▸ EXERCISE DESCRIPTION: Where a line below holds the string "xlabel", copy that line.

[Items from a figure collection]

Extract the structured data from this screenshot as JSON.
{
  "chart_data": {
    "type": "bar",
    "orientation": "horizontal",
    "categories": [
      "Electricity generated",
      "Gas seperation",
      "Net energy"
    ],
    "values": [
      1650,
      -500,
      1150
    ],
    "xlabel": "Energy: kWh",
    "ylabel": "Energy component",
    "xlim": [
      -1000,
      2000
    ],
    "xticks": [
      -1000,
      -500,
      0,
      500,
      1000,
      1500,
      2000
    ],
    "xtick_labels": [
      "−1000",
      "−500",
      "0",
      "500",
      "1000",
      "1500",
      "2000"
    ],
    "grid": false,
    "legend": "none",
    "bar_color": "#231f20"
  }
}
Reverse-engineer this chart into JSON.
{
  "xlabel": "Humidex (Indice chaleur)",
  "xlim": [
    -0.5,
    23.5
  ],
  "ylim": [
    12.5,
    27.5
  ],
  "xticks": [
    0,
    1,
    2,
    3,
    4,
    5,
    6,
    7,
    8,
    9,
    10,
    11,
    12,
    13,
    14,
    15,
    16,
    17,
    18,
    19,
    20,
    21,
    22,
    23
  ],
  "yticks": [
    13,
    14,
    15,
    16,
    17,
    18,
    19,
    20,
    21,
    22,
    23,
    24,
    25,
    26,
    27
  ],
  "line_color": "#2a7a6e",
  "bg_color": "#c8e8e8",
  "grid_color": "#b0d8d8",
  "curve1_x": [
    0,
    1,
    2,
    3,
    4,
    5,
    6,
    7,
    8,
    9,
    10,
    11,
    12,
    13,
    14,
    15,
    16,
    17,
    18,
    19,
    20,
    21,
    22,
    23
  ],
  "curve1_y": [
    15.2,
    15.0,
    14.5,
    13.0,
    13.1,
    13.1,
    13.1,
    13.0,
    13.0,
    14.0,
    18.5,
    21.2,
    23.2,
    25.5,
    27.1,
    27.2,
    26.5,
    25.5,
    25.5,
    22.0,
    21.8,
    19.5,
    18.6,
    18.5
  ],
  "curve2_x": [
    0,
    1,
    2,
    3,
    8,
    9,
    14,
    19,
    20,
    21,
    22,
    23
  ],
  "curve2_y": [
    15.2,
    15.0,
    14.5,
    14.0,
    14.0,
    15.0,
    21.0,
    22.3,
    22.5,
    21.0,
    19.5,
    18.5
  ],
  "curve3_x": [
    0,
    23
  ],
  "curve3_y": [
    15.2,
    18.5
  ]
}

▸ ANSWER TO THIS TASK:
    "xlabel": "Energy: kWh",
  "xlabel": "Humidex (Indice chaleur)",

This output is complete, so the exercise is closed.